== Given problem ==
In the listing below, identify each line with the word "JSON" and return those lines.

# # # # # # #

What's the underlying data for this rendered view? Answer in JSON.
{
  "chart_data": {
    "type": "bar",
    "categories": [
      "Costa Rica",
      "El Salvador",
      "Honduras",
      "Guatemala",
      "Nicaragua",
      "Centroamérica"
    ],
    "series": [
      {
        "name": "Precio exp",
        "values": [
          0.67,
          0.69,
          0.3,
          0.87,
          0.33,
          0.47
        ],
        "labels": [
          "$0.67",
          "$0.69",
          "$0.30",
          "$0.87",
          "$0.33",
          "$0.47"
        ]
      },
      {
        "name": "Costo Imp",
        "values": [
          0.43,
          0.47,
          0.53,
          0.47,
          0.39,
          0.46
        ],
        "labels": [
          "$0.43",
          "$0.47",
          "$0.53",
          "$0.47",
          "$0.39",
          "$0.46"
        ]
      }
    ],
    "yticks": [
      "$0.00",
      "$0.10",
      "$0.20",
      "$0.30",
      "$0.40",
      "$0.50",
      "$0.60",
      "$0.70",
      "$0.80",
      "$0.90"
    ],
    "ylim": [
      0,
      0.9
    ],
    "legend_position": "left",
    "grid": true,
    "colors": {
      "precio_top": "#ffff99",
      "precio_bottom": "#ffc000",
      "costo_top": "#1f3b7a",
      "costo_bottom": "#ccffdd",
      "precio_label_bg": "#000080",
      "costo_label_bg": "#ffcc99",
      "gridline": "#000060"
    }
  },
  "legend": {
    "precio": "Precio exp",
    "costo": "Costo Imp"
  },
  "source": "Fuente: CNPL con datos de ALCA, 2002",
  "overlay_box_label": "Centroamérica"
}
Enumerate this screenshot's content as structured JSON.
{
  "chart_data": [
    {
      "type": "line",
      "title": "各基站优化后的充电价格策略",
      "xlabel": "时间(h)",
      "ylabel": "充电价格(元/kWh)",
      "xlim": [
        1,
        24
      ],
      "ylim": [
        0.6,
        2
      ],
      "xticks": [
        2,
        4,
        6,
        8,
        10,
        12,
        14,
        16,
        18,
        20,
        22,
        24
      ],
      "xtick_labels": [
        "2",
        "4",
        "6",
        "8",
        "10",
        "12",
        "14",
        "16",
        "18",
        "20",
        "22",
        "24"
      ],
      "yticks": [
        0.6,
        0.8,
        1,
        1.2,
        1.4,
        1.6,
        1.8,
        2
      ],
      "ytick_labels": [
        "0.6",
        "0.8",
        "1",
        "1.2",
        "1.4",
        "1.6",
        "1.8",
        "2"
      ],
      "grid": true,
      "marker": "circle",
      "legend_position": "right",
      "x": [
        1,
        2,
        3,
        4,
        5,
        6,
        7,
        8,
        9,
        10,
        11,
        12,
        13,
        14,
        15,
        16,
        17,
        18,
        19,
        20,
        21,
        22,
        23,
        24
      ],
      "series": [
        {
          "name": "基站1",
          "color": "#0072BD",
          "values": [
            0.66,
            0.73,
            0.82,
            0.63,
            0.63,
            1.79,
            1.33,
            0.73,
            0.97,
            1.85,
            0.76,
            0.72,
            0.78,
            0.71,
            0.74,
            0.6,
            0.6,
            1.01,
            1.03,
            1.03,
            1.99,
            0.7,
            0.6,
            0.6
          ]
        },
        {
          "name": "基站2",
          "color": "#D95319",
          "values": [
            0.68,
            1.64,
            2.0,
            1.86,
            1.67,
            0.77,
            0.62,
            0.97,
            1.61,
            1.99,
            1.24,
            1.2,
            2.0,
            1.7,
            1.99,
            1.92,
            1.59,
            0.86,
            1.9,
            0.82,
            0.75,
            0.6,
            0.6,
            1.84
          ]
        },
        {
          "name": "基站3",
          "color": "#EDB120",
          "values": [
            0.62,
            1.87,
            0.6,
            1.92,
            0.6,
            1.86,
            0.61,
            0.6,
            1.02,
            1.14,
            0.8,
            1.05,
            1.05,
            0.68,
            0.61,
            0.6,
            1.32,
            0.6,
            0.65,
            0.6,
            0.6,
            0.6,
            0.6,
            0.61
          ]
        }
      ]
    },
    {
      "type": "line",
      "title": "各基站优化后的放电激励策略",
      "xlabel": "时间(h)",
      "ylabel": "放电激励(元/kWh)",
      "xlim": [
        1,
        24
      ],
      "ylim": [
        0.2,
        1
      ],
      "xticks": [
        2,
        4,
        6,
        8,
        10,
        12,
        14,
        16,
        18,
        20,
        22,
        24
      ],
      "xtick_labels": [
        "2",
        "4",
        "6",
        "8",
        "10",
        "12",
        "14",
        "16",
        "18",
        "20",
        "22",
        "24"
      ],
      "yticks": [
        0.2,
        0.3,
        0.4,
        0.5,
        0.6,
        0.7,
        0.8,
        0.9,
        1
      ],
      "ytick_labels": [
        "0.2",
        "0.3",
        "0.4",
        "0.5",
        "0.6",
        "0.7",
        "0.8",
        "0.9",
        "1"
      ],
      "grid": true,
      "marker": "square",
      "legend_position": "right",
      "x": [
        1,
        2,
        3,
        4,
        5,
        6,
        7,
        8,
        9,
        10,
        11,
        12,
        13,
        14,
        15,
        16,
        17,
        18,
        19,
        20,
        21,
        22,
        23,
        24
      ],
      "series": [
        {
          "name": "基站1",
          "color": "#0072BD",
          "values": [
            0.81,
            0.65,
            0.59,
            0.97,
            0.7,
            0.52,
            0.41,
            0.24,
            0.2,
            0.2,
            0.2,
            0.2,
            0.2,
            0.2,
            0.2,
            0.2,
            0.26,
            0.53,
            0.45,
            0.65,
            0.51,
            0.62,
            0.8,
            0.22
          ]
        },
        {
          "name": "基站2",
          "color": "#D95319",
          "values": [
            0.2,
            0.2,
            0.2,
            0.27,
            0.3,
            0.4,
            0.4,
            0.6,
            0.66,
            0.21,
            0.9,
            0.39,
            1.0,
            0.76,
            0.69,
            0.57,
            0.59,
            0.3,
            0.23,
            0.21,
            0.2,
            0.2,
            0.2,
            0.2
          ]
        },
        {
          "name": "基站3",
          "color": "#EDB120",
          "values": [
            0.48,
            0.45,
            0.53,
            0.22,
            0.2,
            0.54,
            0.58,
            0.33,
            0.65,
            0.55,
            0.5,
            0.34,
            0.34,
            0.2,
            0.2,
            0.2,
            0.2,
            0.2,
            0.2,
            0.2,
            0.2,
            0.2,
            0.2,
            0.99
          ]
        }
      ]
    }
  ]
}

# # # # # # #

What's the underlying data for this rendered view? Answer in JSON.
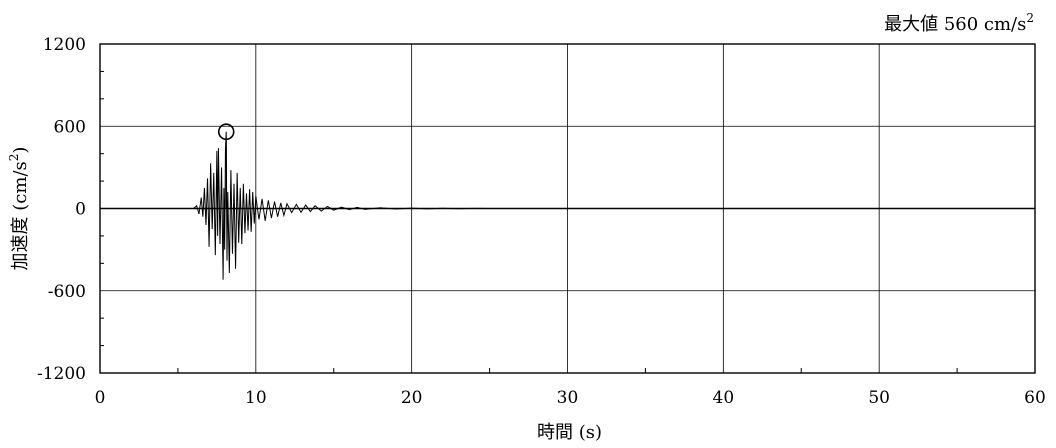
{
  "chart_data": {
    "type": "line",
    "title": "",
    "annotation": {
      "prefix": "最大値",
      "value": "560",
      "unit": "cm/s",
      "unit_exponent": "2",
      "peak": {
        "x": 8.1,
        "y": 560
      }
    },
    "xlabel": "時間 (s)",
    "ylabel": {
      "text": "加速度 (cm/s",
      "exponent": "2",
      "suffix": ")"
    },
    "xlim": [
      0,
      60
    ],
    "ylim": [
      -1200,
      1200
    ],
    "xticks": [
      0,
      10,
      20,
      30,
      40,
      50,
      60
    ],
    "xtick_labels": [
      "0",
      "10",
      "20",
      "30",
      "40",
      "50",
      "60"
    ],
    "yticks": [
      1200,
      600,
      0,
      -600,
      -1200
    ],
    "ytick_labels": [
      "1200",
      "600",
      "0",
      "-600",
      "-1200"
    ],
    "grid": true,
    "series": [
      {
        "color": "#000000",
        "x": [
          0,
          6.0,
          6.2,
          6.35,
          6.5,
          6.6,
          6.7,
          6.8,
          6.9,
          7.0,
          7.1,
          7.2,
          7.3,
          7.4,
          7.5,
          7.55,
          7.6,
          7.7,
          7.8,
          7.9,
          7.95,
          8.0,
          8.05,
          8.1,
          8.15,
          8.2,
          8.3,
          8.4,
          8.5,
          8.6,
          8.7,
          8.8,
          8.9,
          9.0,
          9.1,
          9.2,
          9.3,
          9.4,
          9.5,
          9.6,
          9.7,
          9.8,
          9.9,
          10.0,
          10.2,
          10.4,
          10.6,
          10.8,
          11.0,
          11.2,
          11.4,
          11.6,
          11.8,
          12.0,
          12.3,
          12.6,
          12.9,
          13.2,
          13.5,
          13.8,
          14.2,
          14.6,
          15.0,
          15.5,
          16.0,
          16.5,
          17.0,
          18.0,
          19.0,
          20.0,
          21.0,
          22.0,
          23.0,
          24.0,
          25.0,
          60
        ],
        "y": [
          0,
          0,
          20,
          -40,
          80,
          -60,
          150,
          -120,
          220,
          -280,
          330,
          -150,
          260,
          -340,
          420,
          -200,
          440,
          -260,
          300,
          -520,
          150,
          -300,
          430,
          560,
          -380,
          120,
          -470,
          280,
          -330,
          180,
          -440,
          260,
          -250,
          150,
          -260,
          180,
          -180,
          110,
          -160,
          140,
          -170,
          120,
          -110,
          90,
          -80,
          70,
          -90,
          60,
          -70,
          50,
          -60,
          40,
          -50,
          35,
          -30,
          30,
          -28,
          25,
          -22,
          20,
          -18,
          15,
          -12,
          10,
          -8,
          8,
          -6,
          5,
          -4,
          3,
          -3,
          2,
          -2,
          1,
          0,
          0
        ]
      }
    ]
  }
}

# # # # # # #

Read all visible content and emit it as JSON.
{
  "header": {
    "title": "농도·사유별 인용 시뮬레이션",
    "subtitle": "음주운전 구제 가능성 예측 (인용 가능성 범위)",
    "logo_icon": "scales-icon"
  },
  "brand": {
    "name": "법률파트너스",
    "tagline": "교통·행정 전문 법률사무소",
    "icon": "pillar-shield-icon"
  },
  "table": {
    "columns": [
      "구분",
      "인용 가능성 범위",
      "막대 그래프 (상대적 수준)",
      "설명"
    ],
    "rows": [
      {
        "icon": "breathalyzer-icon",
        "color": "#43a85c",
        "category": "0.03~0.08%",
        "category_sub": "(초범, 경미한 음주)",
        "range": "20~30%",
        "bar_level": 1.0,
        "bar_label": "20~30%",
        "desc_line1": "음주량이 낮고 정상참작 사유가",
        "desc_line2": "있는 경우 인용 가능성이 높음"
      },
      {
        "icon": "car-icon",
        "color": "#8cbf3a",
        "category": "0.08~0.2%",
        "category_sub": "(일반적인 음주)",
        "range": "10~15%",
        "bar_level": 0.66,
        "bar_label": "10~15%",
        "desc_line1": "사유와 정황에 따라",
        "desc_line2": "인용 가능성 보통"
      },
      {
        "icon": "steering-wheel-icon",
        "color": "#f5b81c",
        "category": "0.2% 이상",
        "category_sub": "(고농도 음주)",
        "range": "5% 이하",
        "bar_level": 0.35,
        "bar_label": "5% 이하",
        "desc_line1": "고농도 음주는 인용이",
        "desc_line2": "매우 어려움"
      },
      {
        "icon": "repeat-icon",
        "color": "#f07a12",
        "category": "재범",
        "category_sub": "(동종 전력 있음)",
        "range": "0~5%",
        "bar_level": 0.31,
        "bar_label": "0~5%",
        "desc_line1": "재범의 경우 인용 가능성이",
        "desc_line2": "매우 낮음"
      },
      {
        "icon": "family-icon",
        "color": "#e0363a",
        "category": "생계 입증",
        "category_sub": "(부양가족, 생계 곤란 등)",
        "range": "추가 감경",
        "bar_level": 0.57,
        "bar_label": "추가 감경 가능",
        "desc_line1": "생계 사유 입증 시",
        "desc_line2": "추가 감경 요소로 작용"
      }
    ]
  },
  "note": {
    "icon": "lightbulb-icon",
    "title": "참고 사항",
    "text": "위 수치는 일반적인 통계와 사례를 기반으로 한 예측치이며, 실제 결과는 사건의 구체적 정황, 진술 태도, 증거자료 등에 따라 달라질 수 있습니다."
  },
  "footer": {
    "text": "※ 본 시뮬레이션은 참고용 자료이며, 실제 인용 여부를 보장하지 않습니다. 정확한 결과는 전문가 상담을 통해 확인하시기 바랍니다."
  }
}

# # # # # # #

== Result of the exercise ==
What's the underlying data for this rendered view? Answer in JSON.
Enumerate this screenshot's content as structured JSON.
What's the underlying data for this rendered view? Answer in JSON.
Read all visible content and emit it as JSON.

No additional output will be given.